● **Available records**:

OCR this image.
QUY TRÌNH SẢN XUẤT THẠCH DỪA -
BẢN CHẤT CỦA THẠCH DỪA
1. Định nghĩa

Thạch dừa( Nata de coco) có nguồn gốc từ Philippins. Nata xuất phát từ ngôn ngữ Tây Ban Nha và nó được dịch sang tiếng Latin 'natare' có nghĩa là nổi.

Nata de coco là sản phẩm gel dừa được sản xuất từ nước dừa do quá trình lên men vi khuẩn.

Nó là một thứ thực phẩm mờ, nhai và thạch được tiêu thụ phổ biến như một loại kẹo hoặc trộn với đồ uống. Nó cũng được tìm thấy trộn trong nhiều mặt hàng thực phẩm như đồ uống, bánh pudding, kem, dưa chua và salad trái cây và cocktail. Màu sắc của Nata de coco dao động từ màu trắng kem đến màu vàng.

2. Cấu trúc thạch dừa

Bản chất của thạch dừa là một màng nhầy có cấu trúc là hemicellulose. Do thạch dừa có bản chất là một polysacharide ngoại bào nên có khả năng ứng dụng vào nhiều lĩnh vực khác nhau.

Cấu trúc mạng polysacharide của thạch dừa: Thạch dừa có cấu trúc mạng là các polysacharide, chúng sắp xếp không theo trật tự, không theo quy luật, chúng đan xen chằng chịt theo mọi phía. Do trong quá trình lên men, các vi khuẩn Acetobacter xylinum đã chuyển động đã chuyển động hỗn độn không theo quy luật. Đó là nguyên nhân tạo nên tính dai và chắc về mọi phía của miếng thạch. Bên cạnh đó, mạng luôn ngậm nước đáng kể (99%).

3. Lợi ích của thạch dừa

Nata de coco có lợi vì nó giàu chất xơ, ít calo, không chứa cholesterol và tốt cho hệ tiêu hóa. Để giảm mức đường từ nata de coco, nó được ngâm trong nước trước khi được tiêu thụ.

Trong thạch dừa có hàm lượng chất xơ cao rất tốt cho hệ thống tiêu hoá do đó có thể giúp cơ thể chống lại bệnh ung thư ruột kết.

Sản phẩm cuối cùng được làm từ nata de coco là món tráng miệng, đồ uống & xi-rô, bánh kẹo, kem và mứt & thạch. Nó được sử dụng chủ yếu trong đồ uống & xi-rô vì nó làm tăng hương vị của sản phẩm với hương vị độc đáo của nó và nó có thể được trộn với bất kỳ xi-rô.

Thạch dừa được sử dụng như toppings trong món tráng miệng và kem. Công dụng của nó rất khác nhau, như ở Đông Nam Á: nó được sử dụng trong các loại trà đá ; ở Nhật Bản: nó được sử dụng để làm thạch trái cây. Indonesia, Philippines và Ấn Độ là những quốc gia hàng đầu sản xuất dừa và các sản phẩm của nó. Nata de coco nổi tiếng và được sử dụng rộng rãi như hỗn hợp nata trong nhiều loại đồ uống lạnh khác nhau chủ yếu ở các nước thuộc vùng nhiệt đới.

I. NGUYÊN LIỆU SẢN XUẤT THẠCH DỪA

● **Exercise instructions**: Go through the data and count each line that has the word "khác", then give the total alone.

● **Correct answer**: 2